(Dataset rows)
════════
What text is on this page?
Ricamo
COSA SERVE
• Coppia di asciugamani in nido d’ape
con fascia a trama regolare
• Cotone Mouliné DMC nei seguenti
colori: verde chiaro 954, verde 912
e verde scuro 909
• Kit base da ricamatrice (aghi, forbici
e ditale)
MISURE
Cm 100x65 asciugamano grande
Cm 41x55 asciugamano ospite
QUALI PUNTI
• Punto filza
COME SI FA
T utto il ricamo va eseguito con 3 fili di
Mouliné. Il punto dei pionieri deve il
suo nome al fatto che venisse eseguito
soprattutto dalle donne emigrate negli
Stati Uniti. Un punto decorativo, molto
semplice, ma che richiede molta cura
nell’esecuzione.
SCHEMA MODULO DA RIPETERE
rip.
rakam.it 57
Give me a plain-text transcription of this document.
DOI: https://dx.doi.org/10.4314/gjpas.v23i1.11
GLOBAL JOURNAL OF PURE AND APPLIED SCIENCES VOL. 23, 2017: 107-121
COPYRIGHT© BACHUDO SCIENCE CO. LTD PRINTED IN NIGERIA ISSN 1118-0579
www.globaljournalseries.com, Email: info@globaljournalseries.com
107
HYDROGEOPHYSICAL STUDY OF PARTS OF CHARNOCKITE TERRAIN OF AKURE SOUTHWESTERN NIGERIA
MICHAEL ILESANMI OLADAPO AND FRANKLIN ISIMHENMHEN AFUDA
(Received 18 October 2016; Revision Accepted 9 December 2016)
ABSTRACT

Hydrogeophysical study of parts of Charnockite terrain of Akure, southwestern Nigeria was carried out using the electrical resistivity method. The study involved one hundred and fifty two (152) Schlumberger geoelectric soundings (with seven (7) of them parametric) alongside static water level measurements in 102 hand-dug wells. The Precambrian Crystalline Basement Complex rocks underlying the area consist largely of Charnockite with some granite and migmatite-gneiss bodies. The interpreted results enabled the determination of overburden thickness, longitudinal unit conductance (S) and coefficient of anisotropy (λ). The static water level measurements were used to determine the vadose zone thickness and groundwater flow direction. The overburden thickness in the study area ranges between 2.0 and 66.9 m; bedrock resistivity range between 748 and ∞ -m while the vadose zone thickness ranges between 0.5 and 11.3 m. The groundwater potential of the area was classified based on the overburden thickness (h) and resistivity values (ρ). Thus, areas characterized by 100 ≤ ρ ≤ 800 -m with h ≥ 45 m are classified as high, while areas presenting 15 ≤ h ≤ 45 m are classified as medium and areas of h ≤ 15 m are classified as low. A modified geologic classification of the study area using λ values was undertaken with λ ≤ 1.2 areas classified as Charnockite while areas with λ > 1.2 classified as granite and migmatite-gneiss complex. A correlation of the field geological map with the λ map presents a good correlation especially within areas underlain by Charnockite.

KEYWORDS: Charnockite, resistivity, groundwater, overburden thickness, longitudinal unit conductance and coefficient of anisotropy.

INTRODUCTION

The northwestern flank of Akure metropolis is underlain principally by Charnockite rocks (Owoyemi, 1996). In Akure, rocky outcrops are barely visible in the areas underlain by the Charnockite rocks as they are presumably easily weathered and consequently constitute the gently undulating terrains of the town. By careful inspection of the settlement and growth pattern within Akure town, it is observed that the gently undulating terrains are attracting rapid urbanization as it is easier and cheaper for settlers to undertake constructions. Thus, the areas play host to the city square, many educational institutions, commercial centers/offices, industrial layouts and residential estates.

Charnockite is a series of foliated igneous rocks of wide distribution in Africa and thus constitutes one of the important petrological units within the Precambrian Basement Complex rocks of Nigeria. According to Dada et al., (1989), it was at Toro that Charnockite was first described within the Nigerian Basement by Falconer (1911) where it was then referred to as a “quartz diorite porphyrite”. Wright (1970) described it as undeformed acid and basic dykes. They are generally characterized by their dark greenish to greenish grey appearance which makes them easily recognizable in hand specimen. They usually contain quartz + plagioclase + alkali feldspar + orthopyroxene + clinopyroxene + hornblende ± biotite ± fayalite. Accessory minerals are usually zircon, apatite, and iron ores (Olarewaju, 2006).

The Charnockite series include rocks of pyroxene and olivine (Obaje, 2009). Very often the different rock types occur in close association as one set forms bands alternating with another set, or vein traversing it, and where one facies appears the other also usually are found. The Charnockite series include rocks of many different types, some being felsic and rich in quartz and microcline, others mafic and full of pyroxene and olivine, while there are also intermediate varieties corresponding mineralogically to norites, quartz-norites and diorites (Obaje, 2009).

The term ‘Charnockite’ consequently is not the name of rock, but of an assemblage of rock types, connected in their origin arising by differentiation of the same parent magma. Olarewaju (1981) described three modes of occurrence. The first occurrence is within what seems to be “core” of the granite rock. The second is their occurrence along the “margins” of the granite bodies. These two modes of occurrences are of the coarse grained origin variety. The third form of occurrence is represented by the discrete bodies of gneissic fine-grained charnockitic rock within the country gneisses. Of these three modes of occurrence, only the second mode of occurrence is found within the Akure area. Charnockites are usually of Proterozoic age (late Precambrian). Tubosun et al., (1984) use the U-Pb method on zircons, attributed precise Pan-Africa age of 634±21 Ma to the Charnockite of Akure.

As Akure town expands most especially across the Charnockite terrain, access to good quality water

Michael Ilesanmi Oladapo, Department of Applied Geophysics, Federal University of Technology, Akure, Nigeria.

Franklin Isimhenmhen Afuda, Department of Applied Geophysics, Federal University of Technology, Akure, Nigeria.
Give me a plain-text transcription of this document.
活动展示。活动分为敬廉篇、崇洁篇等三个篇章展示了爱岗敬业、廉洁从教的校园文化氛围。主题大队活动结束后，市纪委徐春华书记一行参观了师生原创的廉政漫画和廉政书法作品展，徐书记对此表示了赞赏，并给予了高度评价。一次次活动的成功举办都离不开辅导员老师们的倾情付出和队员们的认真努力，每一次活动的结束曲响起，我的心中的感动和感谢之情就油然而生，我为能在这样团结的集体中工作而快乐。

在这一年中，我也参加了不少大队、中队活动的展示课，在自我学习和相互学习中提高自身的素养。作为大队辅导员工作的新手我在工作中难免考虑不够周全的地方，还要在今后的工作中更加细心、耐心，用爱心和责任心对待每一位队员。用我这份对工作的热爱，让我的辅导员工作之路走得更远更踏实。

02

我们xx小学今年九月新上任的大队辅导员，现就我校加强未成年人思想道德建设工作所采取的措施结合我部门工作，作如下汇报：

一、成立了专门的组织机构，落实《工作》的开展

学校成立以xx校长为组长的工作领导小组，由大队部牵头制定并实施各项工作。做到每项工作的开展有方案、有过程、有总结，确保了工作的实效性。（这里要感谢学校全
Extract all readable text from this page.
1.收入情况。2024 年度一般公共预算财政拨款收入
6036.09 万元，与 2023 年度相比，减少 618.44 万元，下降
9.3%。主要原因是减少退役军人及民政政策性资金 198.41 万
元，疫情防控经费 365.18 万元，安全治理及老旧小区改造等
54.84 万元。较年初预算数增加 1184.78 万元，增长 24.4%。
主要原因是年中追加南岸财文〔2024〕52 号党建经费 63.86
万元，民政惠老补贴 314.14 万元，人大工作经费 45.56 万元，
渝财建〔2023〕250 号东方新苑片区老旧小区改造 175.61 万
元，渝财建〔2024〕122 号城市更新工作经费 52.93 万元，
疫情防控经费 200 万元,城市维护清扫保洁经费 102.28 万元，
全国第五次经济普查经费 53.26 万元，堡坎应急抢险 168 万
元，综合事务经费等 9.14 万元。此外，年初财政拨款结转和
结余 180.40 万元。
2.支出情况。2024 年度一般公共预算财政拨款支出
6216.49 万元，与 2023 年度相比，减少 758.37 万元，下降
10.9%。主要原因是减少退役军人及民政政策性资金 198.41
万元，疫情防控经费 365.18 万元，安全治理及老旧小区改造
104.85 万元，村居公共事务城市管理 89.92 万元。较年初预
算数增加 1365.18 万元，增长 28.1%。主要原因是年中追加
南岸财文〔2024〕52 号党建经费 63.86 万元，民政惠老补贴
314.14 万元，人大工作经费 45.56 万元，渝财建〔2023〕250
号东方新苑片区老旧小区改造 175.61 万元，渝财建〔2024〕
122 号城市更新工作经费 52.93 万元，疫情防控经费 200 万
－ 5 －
════════
# What to work on
The answer should be a single number: the count of lines in the data that include the string "verde".

# Complete output
2